Short exercise
Read the listing and extract each line that includes the word "Chem".

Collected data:
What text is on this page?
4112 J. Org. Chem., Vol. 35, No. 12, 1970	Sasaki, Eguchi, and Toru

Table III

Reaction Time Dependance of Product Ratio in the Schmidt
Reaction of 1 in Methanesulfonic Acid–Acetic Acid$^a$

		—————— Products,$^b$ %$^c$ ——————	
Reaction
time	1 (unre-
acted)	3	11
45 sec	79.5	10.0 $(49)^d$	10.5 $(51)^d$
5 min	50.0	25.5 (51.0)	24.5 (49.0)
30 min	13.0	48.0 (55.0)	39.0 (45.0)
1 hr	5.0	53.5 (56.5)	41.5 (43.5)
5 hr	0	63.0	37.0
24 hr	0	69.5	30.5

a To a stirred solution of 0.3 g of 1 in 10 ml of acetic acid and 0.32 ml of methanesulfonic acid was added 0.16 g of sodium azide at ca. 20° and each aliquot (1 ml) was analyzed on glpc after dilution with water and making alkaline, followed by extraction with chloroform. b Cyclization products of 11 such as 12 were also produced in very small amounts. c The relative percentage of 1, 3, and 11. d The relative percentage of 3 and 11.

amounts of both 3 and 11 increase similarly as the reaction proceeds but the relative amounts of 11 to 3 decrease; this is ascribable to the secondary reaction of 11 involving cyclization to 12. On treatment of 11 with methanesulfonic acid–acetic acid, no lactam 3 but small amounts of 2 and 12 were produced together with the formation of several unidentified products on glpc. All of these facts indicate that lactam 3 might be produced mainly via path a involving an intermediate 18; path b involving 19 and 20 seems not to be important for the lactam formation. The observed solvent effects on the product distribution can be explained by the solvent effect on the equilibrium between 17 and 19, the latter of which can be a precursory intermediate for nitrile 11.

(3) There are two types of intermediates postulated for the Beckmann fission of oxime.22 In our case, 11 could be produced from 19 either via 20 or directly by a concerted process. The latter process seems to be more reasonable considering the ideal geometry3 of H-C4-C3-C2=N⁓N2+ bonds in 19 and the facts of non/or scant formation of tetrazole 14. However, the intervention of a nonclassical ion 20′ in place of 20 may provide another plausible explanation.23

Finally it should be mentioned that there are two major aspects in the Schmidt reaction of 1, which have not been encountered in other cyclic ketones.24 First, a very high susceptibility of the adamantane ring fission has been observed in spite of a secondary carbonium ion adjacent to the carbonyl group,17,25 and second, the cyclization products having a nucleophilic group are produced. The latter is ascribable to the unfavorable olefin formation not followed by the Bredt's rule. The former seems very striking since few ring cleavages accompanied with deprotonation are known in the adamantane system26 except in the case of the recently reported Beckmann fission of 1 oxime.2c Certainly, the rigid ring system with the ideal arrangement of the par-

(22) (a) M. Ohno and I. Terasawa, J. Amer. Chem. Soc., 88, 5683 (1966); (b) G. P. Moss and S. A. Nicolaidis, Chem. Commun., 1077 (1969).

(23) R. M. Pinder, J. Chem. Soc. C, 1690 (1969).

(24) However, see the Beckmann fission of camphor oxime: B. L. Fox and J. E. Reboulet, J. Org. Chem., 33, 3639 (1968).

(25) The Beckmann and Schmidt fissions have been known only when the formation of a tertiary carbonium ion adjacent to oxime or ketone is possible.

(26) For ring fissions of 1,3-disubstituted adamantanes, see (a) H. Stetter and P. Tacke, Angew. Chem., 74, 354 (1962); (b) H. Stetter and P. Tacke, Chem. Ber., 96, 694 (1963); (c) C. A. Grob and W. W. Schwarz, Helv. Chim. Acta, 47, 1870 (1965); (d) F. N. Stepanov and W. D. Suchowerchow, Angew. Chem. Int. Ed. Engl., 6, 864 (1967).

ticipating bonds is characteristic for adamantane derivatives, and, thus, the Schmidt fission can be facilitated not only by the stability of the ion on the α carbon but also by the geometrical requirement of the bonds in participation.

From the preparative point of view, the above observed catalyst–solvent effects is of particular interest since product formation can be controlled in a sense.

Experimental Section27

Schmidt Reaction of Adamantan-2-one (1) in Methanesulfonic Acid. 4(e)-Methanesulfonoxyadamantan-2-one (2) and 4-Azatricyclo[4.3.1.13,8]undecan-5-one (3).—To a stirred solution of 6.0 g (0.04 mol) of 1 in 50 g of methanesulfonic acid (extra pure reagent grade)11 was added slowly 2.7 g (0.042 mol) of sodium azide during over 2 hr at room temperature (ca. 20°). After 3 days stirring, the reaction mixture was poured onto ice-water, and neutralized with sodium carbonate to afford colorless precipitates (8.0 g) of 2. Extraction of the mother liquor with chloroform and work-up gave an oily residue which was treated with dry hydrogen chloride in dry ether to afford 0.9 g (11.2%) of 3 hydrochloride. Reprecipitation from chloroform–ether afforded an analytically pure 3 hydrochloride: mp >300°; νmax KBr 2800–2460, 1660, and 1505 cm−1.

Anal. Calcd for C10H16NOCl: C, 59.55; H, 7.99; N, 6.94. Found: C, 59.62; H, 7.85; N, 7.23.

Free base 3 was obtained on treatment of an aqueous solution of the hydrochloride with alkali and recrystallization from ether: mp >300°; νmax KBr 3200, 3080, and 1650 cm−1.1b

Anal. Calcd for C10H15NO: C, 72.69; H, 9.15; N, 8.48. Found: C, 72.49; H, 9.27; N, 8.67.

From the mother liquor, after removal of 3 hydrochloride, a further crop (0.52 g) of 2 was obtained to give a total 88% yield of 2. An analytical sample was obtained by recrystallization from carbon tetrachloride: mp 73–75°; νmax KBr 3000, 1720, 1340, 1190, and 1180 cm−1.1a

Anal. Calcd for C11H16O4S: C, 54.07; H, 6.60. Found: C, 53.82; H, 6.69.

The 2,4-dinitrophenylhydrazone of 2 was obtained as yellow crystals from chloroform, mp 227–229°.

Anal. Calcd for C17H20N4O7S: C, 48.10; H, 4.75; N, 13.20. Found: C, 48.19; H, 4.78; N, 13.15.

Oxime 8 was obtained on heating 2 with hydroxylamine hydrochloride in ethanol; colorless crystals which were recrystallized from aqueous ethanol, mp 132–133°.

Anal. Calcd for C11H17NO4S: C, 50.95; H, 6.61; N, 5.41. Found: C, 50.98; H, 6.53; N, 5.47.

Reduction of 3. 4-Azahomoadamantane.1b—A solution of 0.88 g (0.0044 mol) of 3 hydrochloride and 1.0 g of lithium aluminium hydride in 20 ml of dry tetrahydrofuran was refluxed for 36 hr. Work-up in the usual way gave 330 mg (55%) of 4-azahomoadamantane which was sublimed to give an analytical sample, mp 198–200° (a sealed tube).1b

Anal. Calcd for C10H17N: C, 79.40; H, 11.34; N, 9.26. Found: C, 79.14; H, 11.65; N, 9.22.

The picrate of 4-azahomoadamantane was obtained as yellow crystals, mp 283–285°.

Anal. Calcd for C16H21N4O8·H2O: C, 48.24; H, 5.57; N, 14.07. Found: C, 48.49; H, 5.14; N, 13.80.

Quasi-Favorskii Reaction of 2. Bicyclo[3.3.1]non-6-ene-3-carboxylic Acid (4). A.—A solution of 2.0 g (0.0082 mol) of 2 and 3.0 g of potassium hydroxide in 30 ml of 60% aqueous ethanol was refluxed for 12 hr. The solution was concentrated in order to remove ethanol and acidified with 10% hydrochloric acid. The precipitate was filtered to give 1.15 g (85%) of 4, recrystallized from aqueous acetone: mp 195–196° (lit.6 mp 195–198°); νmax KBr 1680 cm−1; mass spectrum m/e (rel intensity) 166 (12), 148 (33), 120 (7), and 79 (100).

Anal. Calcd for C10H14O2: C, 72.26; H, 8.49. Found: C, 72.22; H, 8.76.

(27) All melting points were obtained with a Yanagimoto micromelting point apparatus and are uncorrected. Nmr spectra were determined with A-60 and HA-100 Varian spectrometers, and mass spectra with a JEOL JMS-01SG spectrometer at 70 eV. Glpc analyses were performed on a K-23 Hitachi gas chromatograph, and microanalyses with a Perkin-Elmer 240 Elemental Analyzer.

Solution below
4112 J. Org. Chem., Vol. 35, No. 12, 1970	Sasaki, Eguchi, and Toru
(22) (a) M. Ohno and I. Terasawa, J. Amer. Chem. Soc., 88, 5683 (1966); (b) G. P. Moss and S. A. Nicolaidis, Chem. Commun., 1077 (1969).
(23) R. M. Pinder, J. Chem. Soc. C, 1690 (1969).
(24) However, see the Beckmann fission of camphor oxime: B. L. Fox and J. E. Reboulet, J. Org. Chem., 33, 3639 (1968).
(26) For ring fissions of 1,3-disubstituted adamantanes, see (a) H. Stetter and P. Tacke, Angew. Chem., 74, 354 (1962); (b) H. Stetter and P. Tacke, Chem. Ber., 96, 694 (1963); (c) C. A. Grob and W. W. Schwarz, Helv. Chim. Acta, 47, 1870 (1965); (d) F. N. Stepanov and W. D. Suchowerchow, Angew. Chem. Int. Ed. Engl., 6, 864 (1967).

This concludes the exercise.